— start —

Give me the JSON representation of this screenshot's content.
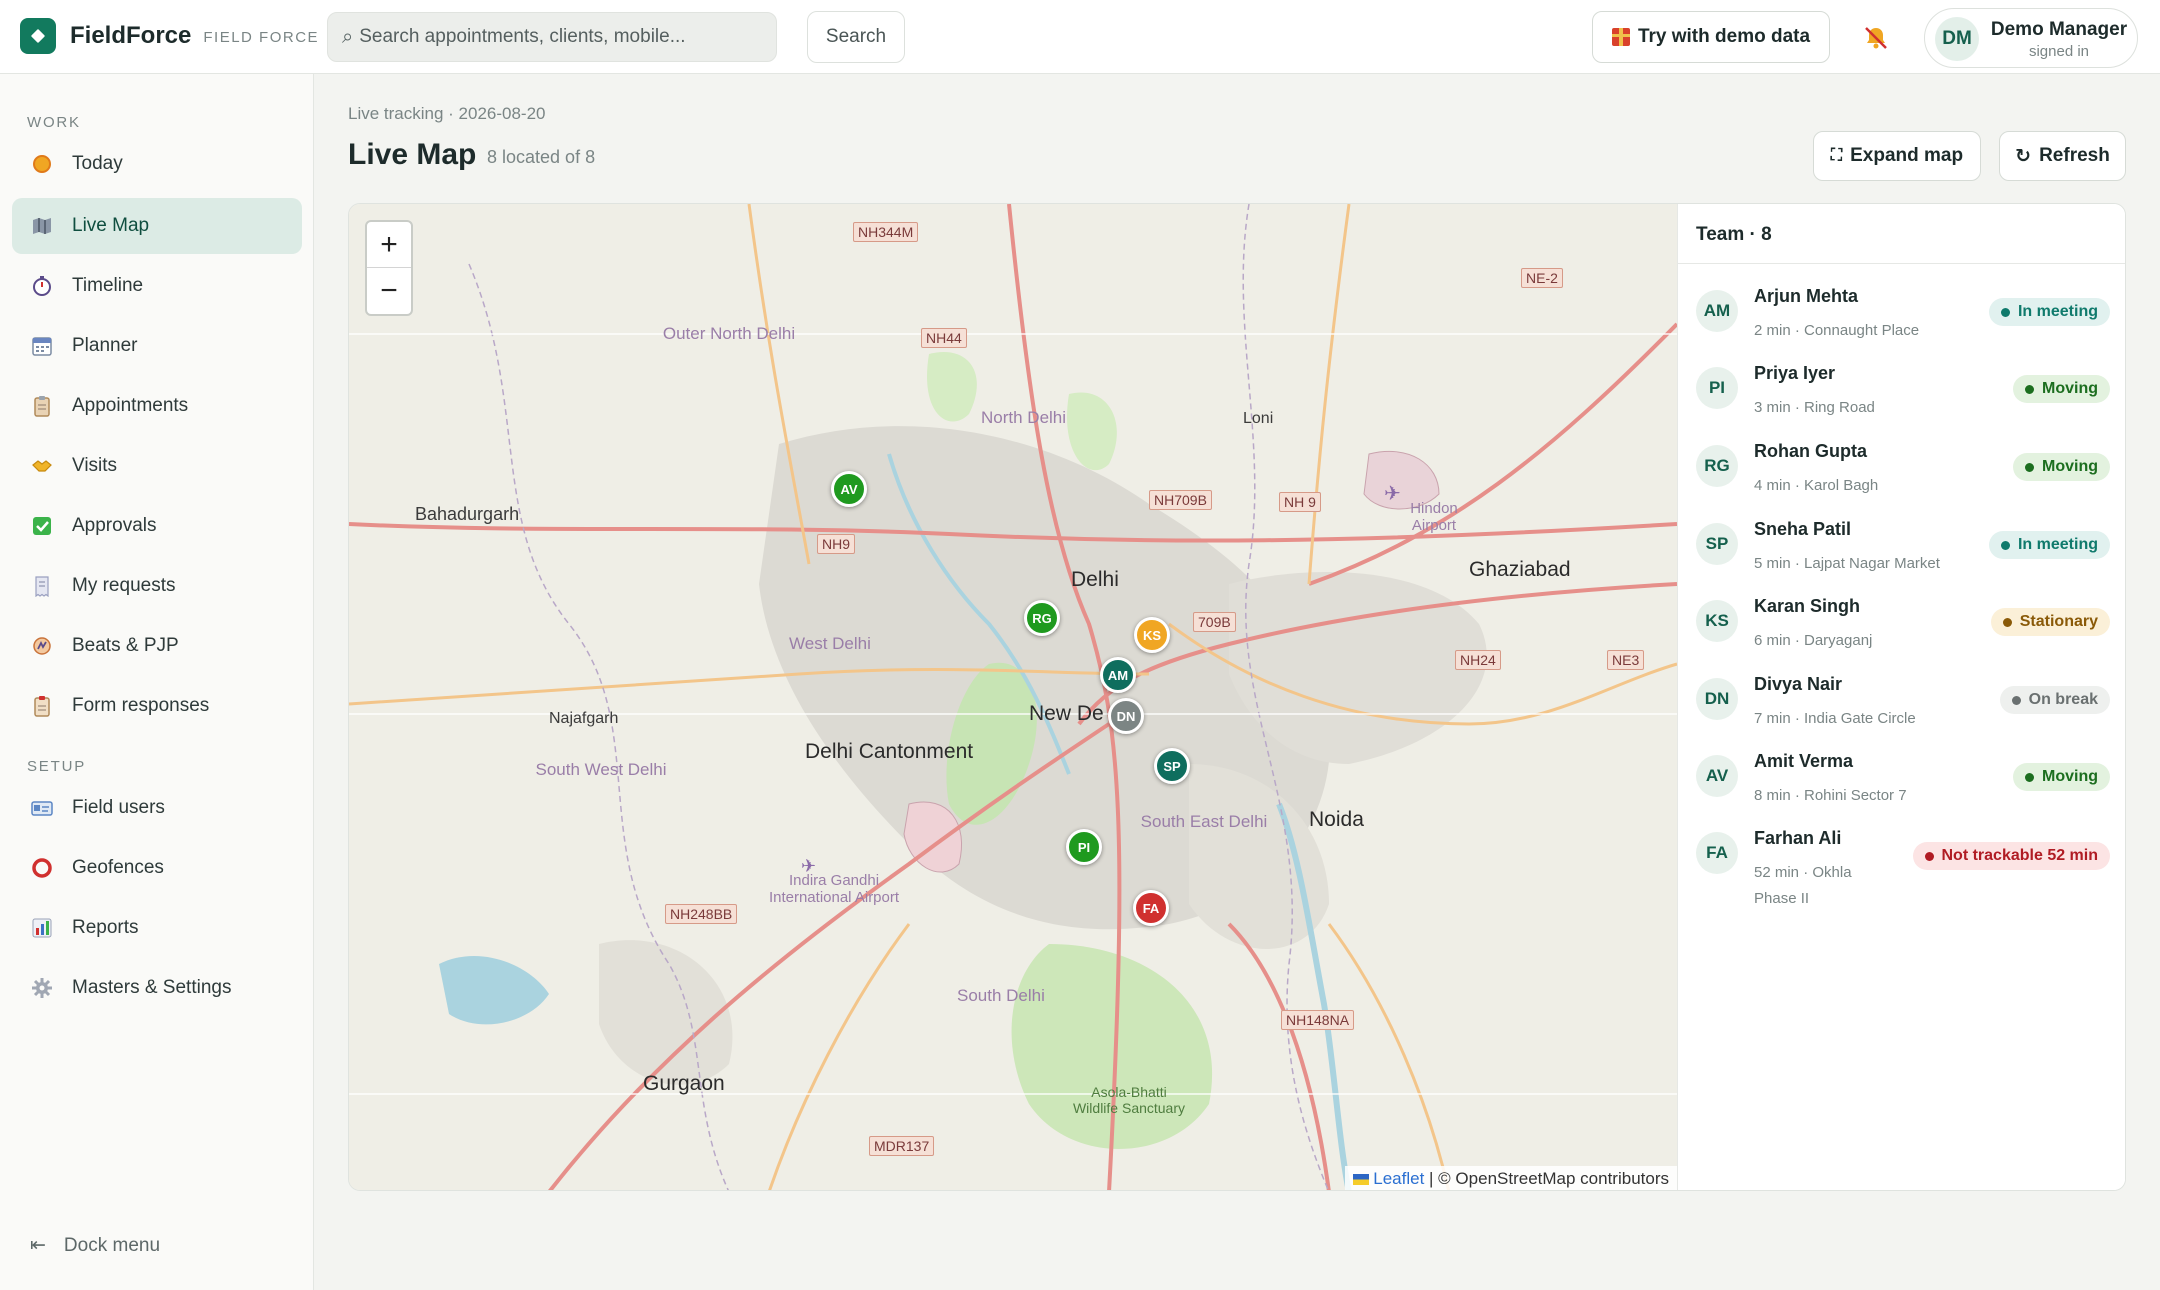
{
  "brand": {
    "name": "FieldForce",
    "subtitle": "FIELD FORCE"
  },
  "search": {
    "placeholder": "Search appointments, clients, mobile...",
    "button": "Search"
  },
  "header": {
    "demo_label": "Try with demo data",
    "user_initials": "DM",
    "user_name": "Demo Manager",
    "user_status": "signed in"
  },
  "sidebar": {
    "work_label": "WORK",
    "setup_label": "SETUP",
    "work_items": [
      {
        "label": "Today",
        "icon": "sun-icon"
      },
      {
        "label": "Live Map",
        "icon": "map-icon",
        "active": true
      },
      {
        "label": "Timeline",
        "icon": "stopwatch-icon"
      },
      {
        "label": "Planner",
        "icon": "calendar-icon"
      },
      {
        "label": "Appointments",
        "icon": "clipboard-icon"
      },
      {
        "label": "Visits",
        "icon": "handshake-icon"
      },
      {
        "label": "Approvals",
        "icon": "check-icon"
      },
      {
        "label": "My requests",
        "icon": "receipt-icon"
      },
      {
        "label": "Beats & PJP",
        "icon": "route-icon"
      },
      {
        "label": "Form responses",
        "icon": "form-icon"
      }
    ],
    "setup_items": [
      {
        "label": "Field users",
        "icon": "id-card-icon"
      },
      {
        "label": "Geofences",
        "icon": "ring-icon"
      },
      {
        "label": "Reports",
        "icon": "bar-chart-icon"
      },
      {
        "label": "Masters & Settings",
        "icon": "gear-icon"
      }
    ],
    "dock_label": "Dock menu"
  },
  "page": {
    "breadcrumb": "Live tracking · 2026-08-20",
    "title": "Live Map",
    "subtitle": "8 located of 8",
    "expand_label": "Expand map",
    "refresh_label": "Refresh"
  },
  "map": {
    "attribution_leaflet": "Leaflet",
    "attribution_rest": "| © OpenStreetMap contributors",
    "labels": [
      "Bahadurgarh",
      "Delhi",
      "New De",
      "Delhi Cantonment",
      "Noida",
      "Ghaziabad",
      "Gurgaon",
      "West Delhi",
      "South West Delhi",
      "South East Delhi",
      "South Delhi",
      "Outer North Delhi",
      "North Delhi",
      "Najafgarh",
      "Loni",
      "Hindon Airport",
      "Indira Gandhi International Airport",
      "Asola-Bhatti Wildlife Sanctuary"
    ],
    "road_shields": [
      "NH344M",
      "NH44",
      "NH9",
      "NH709B",
      "NH 9",
      "709B",
      "NH24",
      "NE3",
      "NE-2",
      "NH248BB",
      "NH148NA",
      "MDR137"
    ]
  },
  "team": {
    "title": "Team · 8",
    "members": [
      {
        "initials": "AM",
        "name": "Arjun Mehta",
        "meta": "2 min · Connaught Place",
        "status": "In meeting",
        "status_color": "#0f7a6c",
        "status_bg": "#e1f1ef",
        "marker_color": "#0f6e5e"
      },
      {
        "initials": "PI",
        "name": "Priya Iyer",
        "meta": "3 min · Ring Road",
        "status": "Moving",
        "status_color": "#1c6e1f",
        "status_bg": "#e3f2df",
        "marker_color": "#1f9a1f"
      },
      {
        "initials": "RG",
        "name": "Rohan Gupta",
        "meta": "4 min · Karol Bagh",
        "status": "Moving",
        "status_color": "#1c6e1f",
        "status_bg": "#e3f2df",
        "marker_color": "#1f9a1f"
      },
      {
        "initials": "SP",
        "name": "Sneha Patil",
        "meta": "5 min · Lajpat Nagar Market",
        "status": "In meeting",
        "status_color": "#0f7a6c",
        "status_bg": "#e1f1ef",
        "marker_color": "#0f6e5e"
      },
      {
        "initials": "KS",
        "name": "Karan Singh",
        "meta": "6 min · Daryaganj",
        "status": "Stationary",
        "status_color": "#8a5a08",
        "status_bg": "#fbf0d8",
        "marker_color": "#f0a623"
      },
      {
        "initials": "DN",
        "name": "Divya Nair",
        "meta": "7 min · India Gate Circle",
        "status": "On break",
        "status_color": "#6a7070",
        "status_bg": "#eef0ee",
        "marker_color": "#7c8584"
      },
      {
        "initials": "AV",
        "name": "Amit Verma",
        "meta": "8 min · Rohini Sector 7",
        "status": "Moving",
        "status_color": "#1c6e1f",
        "status_bg": "#e3f2df",
        "marker_color": "#1f9a1f"
      },
      {
        "initials": "FA",
        "name": "Farhan Ali",
        "meta_line1": "52 min · Okhla",
        "meta_line2": "Phase II",
        "status": "Not trackable 52 min",
        "status_color": "#b01c24",
        "status_bg": "#fce4e4",
        "marker_color": "#d0302f"
      }
    ]
  }
}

— end —

* Exercise task
Repeat the data above exactly, but not the pictures.

* Response for this exercise
Give me the JSON representation of this screenshot's content.
{
  "brand": {
    "name": "FieldForce",
    "subtitle": "FIELD FORCE"
  },
  "search": {
    "placeholder": "Search appointments, clients, mobile...",
    "button": "Search"
  },
  "header": {
    "demo_label": "Try with demo data",
    "user_initials": "DM",
    "user_name": "Demo Manager",
    "user_status": "signed in"
  },
  "sidebar": {
    "work_label": "WORK",
    "setup_label": "SETUP",
    "work_items": [
      {
        "label": "Today",
        "icon": "sun-icon"
      },
      {
        "label": "Live Map",
        "icon": "map-icon",
        "active": true
      },
      {
        "label": "Timeline",
        "icon": "stopwatch-icon"
      },
      {
        "label": "Planner",
        "icon": "calendar-icon"
      },
      {
        "label": "Appointments",
        "icon": "clipboard-icon"
      },
      {
        "label": "Visits",
        "icon": "handshake-icon"
      },
      {
        "label": "Approvals",
        "icon": "check-icon"
      },
      {
        "label": "My requests",
        "icon": "receipt-icon"
      },
      {
        "label": "Beats & PJP",
        "icon": "route-icon"
      },
      {
        "label": "Form responses",
        "icon": "form-icon"
      }
    ],
    "setup_items": [
      {
        "label": "Field users",
        "icon": "id-card-icon"
      },
      {
        "label": "Geofences",
        "icon": "ring-icon"
      },
      {
        "label": "Reports",
        "icon": "bar-chart-icon"
      },
      {
        "label": "Masters & Settings",
        "icon": "gear-icon"
      }
    ],
    "dock_label": "Dock menu"
  },
  "page": {
    "breadcrumb": "Live tracking · 2026-08-20",
    "title": "Live Map",
    "subtitle": "8 located of 8",
    "expand_label": "Expand map",
    "refresh_label": "Refresh"
  },
  "map": {
    "attribution_leaflet": "Leaflet",
    "attribution_rest": "| © OpenStreetMap contributors",
    "labels": [
      "Bahadurgarh",
      "Delhi",
      "New De",
      "Delhi Cantonment",
      "Noida",
      "Ghaziabad",
      "Gurgaon",
      "West Delhi",
      "South West Delhi",
      "South East Delhi",
      "South Delhi",
      "Outer North Delhi",
      "North Delhi",
      "Najafgarh",
      "Loni",
      "Hindon Airport",
      "Indira Gandhi International Airport",
      "Asola-Bhatti Wildlife Sanctuary"
    ],
    "road_shields": [
      "NH344M",
      "NH44",
      "NH9",
      "NH709B",
      "NH 9",
      "709B",
      "NH24",
      "NE3",
      "NE-2",
      "NH248BB",
      "NH148NA",
      "MDR137"
    ]
  },
  "team": {
    "title": "Team · 8",
    "members": [
      {
        "initials": "AM",
        "name": "Arjun Mehta",
        "meta": "2 min · Connaught Place",
        "status": "In meeting",
        "status_color": "#0f7a6c",
        "status_bg": "#e1f1ef",
        "marker_color": "#0f6e5e"
      },
      {
        "initials": "PI",
        "name": "Priya Iyer",
        "meta": "3 min · Ring Road",
        "status": "Moving",
        "status_color": "#1c6e1f",
        "status_bg": "#e3f2df",
        "marker_color": "#1f9a1f"
      },
      {
        "initials": "RG",
        "name": "Rohan Gupta",
        "meta": "4 min · Karol Bagh",
        "status": "Moving",
        "status_color": "#1c6e1f",
        "status_bg": "#e3f2df",
        "marker_color": "#1f9a1f"
      },
      {
        "initials": "SP",
        "name": "Sneha Patil",
        "meta": "5 min · Lajpat Nagar Market",
        "status": "In meeting",
        "status_color": "#0f7a6c",
        "status_bg": "#e1f1ef",
        "marker_color": "#0f6e5e"
      },
      {
        "initials": "KS",
        "name": "Karan Singh",
        "meta": "6 min · Daryaganj",
        "status": "Stationary",
        "status_color": "#8a5a08",
        "status_bg": "#fbf0d8",
        "marker_color": "#f0a623"
      },
      {
        "initials": "DN",
        "name": "Divya Nair",
        "meta": "7 min · India Gate Circle",
        "status": "On break",
        "status_color": "#6a7070",
        "status_bg": "#eef0ee",
        "marker_color": "#7c8584"
      },
      {
        "initials": "AV",
        "name": "Amit Verma",
        "meta": "8 min · Rohini Sector 7",
        "status": "Moving",
        "status_color": "#1c6e1f",
        "status_bg": "#e3f2df",
        "marker_color": "#1f9a1f"
      },
      {
        "initials": "FA",
        "name": "Farhan Ali",
        "meta_line1": "52 min · Okhla",
        "meta_line2": "Phase II",
        "status": "Not trackable 52 min",
        "status_color": "#b01c24",
        "status_bg": "#fce4e4",
        "marker_color": "#d0302f"
      }
    ]
  }
}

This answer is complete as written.